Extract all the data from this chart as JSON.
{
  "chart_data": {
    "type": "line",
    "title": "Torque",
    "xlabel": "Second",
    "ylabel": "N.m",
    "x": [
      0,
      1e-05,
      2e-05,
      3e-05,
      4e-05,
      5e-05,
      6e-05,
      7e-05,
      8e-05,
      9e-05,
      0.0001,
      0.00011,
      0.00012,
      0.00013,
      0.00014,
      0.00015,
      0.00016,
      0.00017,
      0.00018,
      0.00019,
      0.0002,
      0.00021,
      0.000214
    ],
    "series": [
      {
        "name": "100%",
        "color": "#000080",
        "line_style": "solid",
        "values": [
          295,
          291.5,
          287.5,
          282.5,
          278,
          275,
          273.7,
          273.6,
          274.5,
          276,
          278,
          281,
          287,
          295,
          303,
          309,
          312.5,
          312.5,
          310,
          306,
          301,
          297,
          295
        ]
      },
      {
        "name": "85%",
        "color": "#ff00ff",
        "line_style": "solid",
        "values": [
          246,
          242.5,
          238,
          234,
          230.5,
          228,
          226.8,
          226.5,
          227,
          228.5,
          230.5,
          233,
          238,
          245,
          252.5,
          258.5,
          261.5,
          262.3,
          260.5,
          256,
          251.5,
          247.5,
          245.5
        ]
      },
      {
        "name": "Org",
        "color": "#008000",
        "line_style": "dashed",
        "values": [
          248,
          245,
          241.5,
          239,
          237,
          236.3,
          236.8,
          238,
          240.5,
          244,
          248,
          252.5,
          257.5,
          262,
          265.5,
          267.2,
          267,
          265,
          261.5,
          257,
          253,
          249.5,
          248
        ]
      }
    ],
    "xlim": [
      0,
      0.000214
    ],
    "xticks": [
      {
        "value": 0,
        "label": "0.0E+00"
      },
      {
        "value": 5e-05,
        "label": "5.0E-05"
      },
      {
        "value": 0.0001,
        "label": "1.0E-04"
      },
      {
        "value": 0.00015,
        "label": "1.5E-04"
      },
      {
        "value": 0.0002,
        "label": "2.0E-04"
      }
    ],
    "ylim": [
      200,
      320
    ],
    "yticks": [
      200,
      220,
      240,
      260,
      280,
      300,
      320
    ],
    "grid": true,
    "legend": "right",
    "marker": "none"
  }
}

---+---

• [EXERCISE TASK]
Print out the whole listing exactly as it appears.

• [RESULT]
Extract all the data from this chart as JSON.
{
  "chart_data": {
    "type": "line",
    "title": "Torque",
    "xlabel": "Second",
    "ylabel": "N.m",
    "x": [
      0,
      1e-05,
      2e-05,
      3e-05,
      4e-05,
      5e-05,
      6e-05,
      7e-05,
      8e-05,
      9e-05,
      0.0001,
      0.00011,
      0.00012,
      0.00013,
      0.00014,
      0.00015,
      0.00016,
      0.00017,
      0.00018,
      0.00019,
      0.0002,
      0.00021,
      0.000214
    ],
    "series": [
      {
        "name": "100%",
        "color": "#000080",
        "line_style": "solid",
        "values": [
          295,
          291.5,
          287.5,
          282.5,
          278,
          275,
          273.7,
          273.6,
          274.5,
          276,
          278,
          281,
          287,
          295,
          303,
          309,
          312.5,
          312.5,
          310,
          306,
          301,
          297,
          295
        ]
      },
      {
        "name": "85%",
        "color": "#ff00ff",
        "line_style": "solid",
        "values": [
          246,
          242.5,
          238,
          234,
          230.5,
          228,
          226.8,
          226.5,
          227,
          228.5,
          230.5,
          233,
          238,
          245,
          252.5,
          258.5,
          261.5,
          262.3,
          260.5,
          256,
          251.5,
          247.5,
          245.5
        ]
      },
      {
        "name": "Org",
        "color": "#008000",
        "line_style": "dashed",
        "values": [
          248,
          245,
          241.5,
          239,
          237,
          236.3,
          236.8,
          238,
          240.5,
          244,
          248,
          252.5,
          257.5,
          262,
          265.5,
          267.2,
          267,
          265,
          261.5,
          257,
          253,
          249.5,
          248
        ]
      }
    ],
    "xlim": [
      0,
      0.000214
    ],
    "xticks": [
      {
        "value": 0,
        "label": "0.0E+00"
      },
      {
        "value": 5e-05,
        "label": "5.0E-05"
      },
      {
        "value": 0.0001,
        "label": "1.0E-04"
      },
      {
        "value": 0.00015,
        "label": "1.5E-04"
      },
      {
        "value": 0.0002,
        "label": "2.0E-04"
      }
    ],
    "ylim": [
      200,
      320
    ],
    "yticks": [
      200,
      220,
      240,
      260,
      280,
      300,
      320
    ],
    "grid": true,
    "legend": "right",
    "marker": "none"
  }
}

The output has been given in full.